Les voies de contestation des marchés publics en droit français : référé précontractuel et recours Tarn-et-Garonne

Introduction

Les marchés publics constituent un levier essentiel de l'intervention des entités publiques dans l'économie, représentant une part significative du produit intérieur brut (PIB) français. Selon l'Observatoire économique de la commande publique, en 2022, les marchés publics représentaient environ 200 milliards d'euros, soit près de 9% du PIB. Cette importance économique s'accompagne d'une réglementation rigoureuse visant à garantir la transparence, la libre concurrence et l'égalité de traitement entre les candidats. Ces principes sont inscrits tant dans le droit interne que dans le droit de l'Union européenne, notamment à travers les directives européennes sur les marchés publics.
======
Consigne.
Recopiez intégralement le texte sur les voies de contestation des marchés publics, sans rien y changer.

Lignes fournies.
======
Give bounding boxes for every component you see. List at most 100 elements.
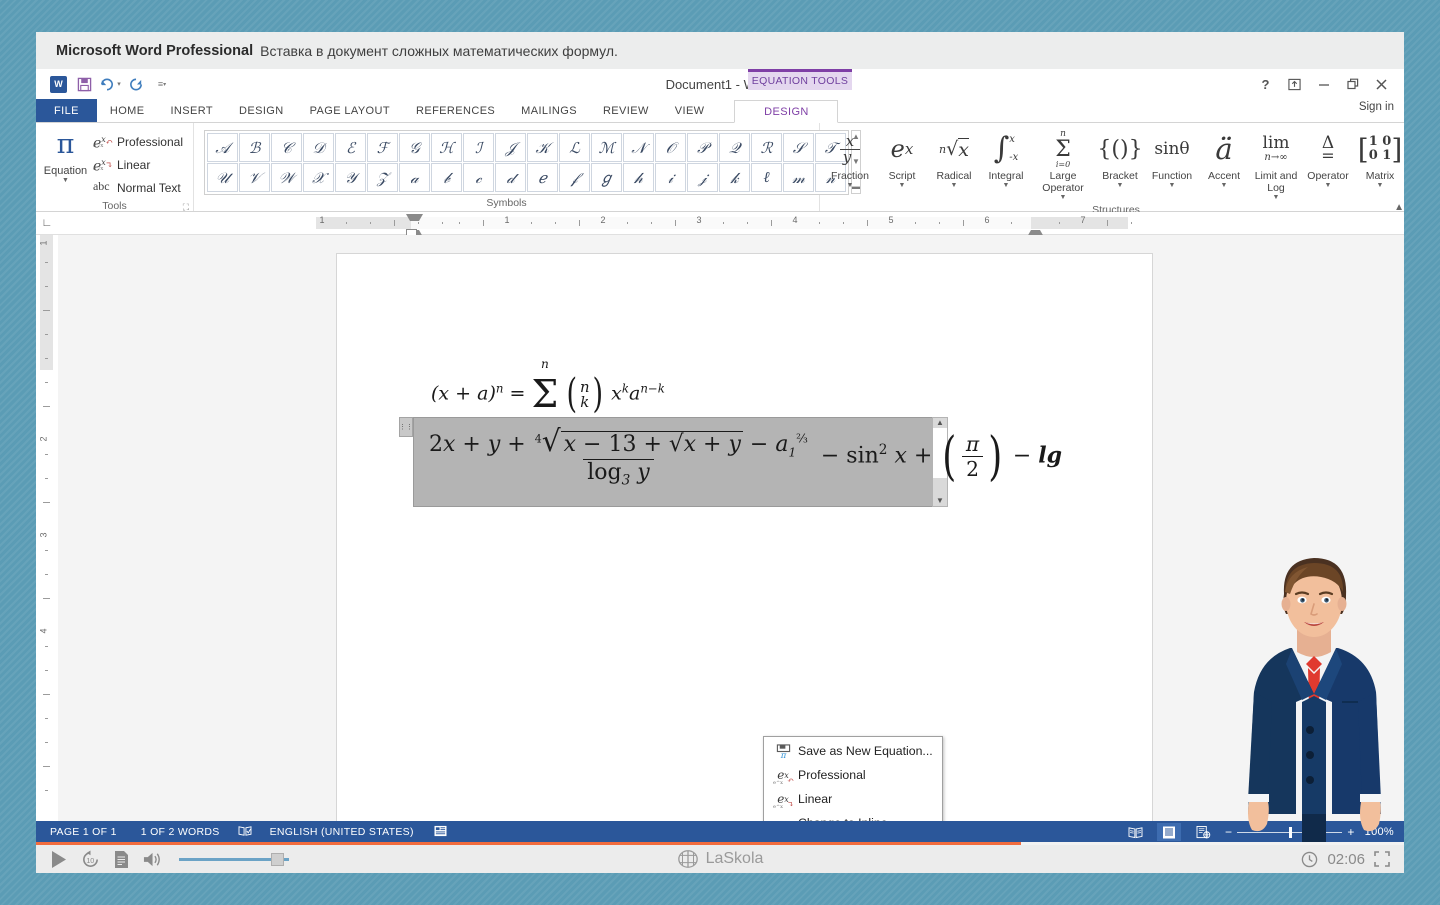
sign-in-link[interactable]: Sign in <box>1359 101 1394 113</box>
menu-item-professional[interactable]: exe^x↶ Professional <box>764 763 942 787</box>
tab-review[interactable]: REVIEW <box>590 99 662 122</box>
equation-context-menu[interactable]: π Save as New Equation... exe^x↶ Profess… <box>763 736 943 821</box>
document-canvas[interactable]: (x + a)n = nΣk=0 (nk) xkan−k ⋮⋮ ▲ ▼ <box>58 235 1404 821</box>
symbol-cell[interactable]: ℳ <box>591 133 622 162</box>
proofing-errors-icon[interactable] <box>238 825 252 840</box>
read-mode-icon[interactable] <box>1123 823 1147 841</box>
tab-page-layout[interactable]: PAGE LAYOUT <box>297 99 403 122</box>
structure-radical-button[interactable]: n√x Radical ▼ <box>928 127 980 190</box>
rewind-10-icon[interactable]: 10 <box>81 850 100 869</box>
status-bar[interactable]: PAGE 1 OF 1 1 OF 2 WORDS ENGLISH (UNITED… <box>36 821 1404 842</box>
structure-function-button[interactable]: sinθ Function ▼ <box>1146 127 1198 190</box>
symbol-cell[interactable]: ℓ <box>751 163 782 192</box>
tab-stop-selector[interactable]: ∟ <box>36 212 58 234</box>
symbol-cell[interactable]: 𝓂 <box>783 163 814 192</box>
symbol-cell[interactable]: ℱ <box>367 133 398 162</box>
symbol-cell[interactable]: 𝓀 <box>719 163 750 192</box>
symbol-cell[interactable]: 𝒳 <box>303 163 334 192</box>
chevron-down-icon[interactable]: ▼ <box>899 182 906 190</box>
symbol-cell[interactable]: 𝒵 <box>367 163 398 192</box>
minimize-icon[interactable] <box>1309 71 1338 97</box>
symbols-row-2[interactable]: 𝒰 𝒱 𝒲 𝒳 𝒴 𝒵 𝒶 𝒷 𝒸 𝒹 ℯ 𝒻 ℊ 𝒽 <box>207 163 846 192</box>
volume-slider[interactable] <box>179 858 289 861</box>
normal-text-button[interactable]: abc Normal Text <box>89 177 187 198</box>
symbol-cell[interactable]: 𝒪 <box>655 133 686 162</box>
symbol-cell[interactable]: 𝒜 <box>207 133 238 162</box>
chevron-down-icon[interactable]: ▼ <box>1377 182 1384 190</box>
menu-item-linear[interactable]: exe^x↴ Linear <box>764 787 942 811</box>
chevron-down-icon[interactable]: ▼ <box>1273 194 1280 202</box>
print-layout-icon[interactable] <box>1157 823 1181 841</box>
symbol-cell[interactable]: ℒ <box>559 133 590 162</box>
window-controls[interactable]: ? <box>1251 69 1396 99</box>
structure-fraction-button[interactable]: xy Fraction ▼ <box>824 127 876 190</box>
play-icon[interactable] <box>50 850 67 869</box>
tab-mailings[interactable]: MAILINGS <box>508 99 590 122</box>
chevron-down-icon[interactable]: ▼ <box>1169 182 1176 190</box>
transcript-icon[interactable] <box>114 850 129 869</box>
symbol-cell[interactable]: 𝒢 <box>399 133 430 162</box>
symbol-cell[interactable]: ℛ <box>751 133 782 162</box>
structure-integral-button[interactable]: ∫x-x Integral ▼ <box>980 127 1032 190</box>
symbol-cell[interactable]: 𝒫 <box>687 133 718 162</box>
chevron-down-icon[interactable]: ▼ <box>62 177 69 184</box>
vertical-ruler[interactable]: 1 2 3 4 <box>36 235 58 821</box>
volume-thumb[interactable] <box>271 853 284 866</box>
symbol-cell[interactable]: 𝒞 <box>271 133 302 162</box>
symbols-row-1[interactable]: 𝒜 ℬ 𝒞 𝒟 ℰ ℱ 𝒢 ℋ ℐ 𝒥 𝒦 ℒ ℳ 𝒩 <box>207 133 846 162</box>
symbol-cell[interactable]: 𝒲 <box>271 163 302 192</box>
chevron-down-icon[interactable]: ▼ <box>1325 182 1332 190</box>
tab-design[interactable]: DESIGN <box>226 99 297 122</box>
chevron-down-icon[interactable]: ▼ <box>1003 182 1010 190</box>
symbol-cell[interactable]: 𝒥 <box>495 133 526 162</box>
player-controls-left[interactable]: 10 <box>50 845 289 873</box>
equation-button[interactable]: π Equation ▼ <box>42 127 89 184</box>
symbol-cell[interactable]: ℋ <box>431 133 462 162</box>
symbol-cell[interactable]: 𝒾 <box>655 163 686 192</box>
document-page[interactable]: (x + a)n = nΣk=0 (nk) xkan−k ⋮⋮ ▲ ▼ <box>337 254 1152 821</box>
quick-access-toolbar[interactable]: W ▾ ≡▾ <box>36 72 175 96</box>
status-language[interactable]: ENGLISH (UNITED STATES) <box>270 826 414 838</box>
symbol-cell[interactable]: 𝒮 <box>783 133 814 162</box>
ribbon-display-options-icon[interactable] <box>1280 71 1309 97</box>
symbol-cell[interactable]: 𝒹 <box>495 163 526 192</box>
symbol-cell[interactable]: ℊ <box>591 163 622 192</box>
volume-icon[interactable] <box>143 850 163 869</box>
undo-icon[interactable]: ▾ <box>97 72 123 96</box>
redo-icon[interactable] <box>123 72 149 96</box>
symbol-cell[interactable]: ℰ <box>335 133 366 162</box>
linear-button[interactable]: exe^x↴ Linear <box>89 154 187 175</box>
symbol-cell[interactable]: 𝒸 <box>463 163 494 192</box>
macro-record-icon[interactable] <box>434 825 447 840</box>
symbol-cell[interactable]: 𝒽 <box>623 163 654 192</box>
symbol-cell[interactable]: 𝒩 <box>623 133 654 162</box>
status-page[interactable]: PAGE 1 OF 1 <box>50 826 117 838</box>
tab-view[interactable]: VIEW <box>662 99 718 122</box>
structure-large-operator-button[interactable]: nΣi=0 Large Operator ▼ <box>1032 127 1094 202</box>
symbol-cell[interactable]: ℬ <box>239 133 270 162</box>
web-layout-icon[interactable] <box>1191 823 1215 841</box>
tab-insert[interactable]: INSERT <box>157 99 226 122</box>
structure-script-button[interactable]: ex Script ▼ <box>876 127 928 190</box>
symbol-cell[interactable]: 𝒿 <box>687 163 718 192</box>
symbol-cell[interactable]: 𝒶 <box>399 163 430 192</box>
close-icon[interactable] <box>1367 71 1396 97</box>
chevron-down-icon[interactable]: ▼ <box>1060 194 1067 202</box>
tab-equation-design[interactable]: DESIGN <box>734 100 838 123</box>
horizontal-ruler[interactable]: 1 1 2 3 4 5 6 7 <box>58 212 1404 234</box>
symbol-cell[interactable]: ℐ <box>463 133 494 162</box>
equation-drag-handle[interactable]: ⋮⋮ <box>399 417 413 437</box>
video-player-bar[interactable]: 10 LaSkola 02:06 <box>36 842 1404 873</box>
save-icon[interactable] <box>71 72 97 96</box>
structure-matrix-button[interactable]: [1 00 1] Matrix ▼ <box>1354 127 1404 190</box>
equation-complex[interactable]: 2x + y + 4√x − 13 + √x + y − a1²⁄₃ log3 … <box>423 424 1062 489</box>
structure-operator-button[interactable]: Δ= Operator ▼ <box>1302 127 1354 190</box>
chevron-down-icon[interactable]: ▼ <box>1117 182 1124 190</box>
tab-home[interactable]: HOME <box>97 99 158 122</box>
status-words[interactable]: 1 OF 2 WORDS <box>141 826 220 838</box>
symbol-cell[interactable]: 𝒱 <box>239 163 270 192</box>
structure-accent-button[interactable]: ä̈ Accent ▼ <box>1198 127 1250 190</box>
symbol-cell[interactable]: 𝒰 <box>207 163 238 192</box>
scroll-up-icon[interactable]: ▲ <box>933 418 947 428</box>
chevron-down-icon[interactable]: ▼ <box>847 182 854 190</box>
======
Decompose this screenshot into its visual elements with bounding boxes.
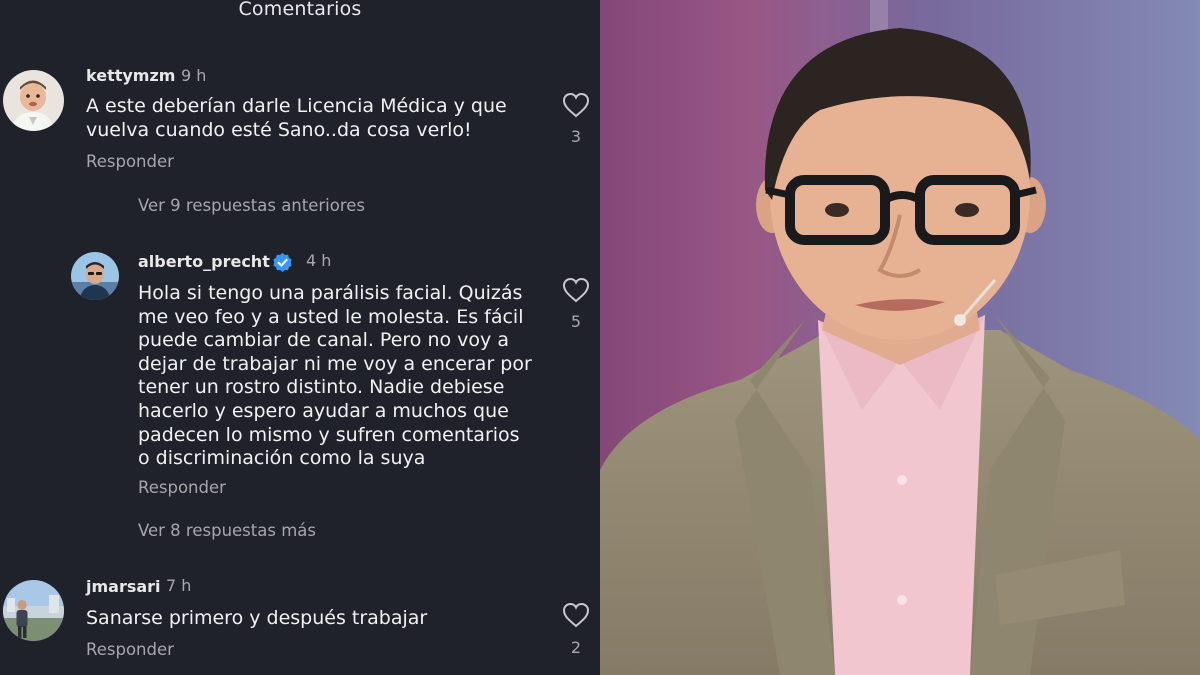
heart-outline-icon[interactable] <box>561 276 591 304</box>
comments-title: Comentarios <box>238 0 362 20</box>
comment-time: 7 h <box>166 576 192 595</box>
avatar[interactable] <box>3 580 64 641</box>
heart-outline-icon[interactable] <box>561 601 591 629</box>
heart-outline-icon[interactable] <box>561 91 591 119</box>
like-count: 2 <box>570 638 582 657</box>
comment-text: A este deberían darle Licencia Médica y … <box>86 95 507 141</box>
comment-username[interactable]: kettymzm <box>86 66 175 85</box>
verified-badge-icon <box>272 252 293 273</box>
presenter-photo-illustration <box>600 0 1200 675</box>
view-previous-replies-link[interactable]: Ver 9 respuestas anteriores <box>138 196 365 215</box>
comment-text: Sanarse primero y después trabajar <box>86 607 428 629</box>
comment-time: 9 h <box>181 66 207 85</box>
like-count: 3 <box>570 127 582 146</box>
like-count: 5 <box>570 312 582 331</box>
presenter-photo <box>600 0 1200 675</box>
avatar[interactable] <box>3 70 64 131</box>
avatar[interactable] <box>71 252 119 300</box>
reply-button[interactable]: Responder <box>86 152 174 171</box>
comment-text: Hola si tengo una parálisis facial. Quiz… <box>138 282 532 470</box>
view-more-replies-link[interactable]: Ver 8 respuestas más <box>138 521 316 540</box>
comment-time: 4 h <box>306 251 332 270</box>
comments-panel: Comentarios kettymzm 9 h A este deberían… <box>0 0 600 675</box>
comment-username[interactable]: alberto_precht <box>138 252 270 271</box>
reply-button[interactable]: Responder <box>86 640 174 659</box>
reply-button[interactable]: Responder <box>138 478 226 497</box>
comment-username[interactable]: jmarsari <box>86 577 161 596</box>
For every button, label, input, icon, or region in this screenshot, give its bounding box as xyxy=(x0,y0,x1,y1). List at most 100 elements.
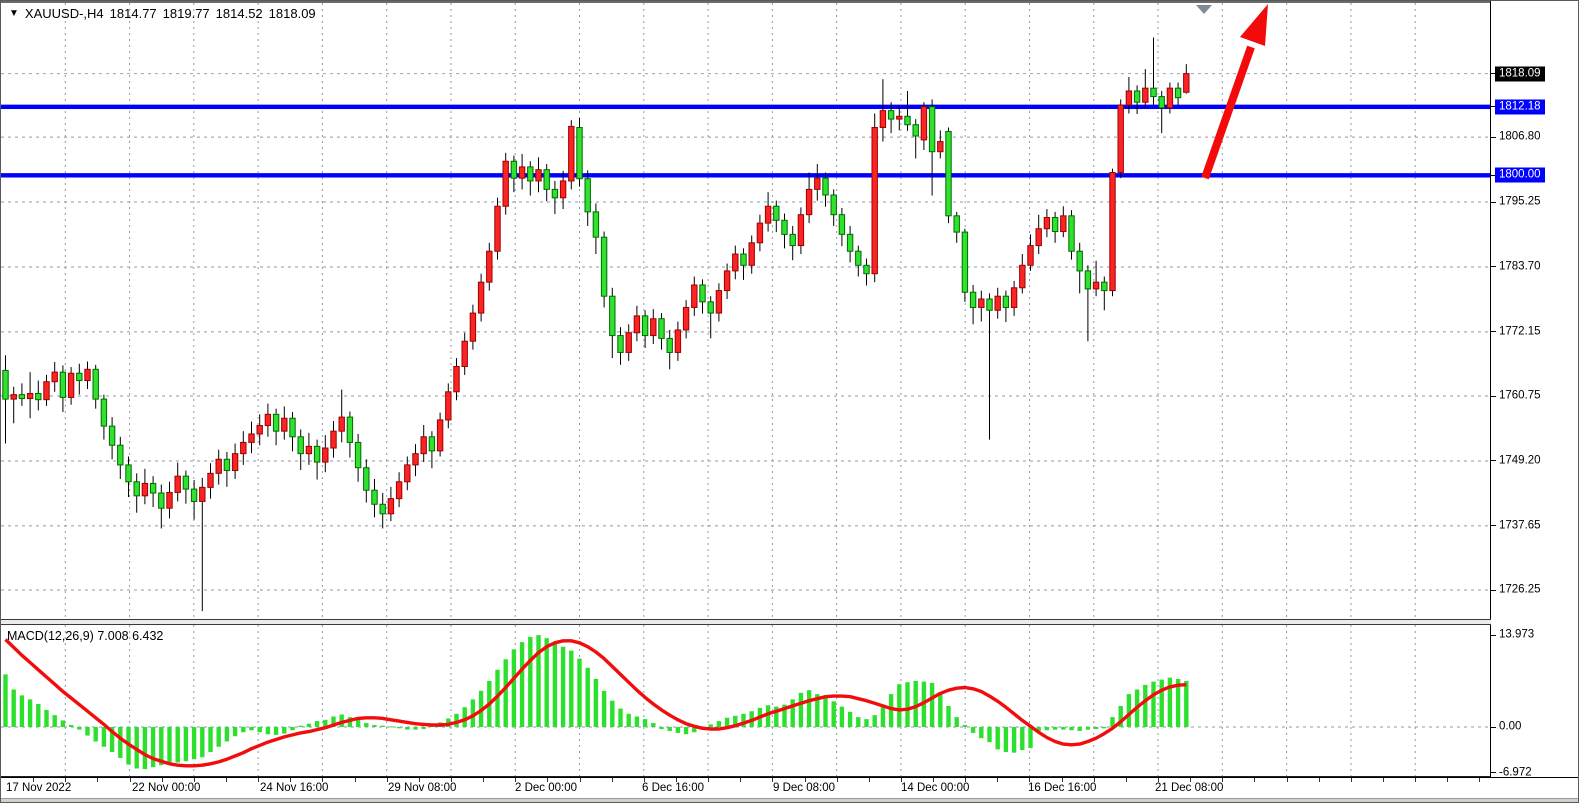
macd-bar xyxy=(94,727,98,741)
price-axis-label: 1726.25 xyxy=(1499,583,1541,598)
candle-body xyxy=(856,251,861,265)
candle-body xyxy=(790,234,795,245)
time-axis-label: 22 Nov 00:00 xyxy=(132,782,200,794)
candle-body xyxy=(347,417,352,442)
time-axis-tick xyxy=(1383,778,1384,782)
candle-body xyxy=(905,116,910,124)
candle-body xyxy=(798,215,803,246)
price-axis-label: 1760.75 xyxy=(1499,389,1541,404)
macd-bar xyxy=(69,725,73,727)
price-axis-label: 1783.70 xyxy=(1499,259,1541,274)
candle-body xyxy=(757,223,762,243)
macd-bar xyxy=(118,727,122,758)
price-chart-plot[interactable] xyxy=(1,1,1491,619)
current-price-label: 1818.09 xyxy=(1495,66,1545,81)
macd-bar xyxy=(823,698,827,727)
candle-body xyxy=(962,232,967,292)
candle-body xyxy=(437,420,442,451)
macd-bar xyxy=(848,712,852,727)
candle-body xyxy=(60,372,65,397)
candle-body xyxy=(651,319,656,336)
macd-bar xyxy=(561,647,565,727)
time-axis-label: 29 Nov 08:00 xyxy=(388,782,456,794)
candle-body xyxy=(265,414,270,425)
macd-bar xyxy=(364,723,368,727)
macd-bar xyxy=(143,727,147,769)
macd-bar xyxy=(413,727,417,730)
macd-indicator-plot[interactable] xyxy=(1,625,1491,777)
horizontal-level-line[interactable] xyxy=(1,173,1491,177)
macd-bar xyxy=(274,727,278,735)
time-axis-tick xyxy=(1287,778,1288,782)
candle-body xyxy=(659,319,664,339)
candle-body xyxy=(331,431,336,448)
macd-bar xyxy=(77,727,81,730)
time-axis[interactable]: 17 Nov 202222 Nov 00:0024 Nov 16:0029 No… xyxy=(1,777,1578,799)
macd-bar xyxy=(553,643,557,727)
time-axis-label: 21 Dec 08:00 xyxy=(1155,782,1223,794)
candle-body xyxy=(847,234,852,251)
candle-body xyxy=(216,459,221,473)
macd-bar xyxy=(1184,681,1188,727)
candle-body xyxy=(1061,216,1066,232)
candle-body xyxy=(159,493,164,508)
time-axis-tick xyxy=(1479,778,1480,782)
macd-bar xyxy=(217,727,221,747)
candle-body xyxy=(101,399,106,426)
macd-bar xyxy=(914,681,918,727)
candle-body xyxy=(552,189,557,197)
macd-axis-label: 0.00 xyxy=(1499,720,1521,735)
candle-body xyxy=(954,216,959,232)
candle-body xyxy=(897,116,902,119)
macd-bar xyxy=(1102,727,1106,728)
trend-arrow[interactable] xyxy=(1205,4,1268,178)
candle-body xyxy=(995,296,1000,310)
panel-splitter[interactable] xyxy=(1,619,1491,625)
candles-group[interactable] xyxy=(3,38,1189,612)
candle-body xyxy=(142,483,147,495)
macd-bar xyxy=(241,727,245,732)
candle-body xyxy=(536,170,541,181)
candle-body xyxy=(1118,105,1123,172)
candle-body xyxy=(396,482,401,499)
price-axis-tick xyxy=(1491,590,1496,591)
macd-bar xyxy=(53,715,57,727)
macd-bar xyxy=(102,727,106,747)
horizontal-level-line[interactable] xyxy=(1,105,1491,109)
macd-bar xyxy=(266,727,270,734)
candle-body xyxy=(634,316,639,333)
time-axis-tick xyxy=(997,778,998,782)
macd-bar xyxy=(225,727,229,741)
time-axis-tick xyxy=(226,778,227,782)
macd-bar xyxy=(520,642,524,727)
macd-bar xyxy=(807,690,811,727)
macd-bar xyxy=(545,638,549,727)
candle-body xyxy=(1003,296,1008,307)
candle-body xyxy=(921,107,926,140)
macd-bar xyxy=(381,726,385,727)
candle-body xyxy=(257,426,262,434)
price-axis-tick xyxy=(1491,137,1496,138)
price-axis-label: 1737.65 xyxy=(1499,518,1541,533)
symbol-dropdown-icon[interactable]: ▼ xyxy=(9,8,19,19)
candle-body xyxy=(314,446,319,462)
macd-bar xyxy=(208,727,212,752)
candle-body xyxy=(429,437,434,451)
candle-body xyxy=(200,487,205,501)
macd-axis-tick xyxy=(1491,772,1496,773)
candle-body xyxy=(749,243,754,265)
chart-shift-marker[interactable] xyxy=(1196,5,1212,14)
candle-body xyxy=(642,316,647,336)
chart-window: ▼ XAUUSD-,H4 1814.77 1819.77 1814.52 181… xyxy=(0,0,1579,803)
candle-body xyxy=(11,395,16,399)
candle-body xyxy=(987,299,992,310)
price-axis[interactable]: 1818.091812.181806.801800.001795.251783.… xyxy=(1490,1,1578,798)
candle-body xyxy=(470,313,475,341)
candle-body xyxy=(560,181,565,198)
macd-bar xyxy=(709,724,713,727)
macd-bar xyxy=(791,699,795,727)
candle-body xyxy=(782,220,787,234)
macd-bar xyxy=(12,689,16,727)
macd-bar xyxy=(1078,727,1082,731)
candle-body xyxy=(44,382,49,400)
======
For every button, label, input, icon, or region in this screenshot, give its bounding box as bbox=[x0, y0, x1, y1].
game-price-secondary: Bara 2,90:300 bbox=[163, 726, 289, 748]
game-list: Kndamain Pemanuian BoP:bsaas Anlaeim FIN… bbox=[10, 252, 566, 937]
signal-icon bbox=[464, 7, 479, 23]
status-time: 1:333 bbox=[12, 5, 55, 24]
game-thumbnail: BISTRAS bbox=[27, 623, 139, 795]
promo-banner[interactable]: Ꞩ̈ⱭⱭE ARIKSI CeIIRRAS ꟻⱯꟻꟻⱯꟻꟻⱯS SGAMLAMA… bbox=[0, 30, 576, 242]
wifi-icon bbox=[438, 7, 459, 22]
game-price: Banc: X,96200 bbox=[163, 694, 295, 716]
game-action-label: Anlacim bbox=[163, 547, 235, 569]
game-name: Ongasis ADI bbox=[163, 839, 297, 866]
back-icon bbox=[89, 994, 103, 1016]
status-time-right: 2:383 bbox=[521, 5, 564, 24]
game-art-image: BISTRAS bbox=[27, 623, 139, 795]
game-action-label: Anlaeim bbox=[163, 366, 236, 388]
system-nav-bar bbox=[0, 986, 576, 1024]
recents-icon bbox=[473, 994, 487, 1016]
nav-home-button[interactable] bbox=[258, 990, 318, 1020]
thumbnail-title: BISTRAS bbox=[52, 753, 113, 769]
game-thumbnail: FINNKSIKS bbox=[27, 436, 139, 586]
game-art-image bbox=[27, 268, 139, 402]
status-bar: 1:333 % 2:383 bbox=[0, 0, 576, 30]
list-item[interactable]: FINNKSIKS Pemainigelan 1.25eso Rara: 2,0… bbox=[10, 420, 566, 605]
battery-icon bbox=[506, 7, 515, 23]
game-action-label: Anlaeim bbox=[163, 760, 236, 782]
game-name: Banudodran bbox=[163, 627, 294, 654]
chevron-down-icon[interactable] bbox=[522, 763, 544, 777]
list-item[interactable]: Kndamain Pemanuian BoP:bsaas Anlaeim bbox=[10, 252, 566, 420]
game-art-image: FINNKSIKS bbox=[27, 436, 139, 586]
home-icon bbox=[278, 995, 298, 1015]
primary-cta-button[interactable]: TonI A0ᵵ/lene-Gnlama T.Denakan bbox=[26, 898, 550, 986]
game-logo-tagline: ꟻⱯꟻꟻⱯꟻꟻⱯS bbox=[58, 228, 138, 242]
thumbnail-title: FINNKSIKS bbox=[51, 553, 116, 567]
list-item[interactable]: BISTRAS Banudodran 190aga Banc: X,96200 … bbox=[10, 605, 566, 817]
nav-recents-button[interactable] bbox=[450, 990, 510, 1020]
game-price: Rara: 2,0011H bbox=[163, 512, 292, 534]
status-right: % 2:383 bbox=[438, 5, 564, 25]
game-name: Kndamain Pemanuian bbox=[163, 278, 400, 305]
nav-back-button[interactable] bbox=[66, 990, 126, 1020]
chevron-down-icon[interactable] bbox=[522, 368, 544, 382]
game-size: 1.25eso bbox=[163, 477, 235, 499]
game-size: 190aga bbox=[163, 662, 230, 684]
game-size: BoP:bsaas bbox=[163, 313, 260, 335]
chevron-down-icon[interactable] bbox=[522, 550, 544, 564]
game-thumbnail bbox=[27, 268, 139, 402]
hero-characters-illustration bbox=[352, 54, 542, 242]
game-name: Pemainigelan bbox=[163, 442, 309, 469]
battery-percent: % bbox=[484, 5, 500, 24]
======
Réponse rédigée.
Les voies de contestation des marchés publics en droit français : référé précontractuel et recours Tarn-et-Garonne

Introduction

Les marchés publics constituent un levier essentiel de l'intervention des entités publiques dans l'économie, représentant une part significative du produit intérieur brut (PIB) français. Selon l'Observatoire économique de la commande publique, en 2022, les marchés publics représentaient environ 200 milliards d'euros, soit près de 9% du PIB. Cette importance économique s'accompagne d'une réglementation rigoureuse visant à garantir la transparence, la libre concurrence et l'égalité de traitement entre les candidats. Ces principes sont inscrits tant dans le droit interne que dans le droit de l'Union européenne, notamment à travers les directives européennes sur les marchés publics.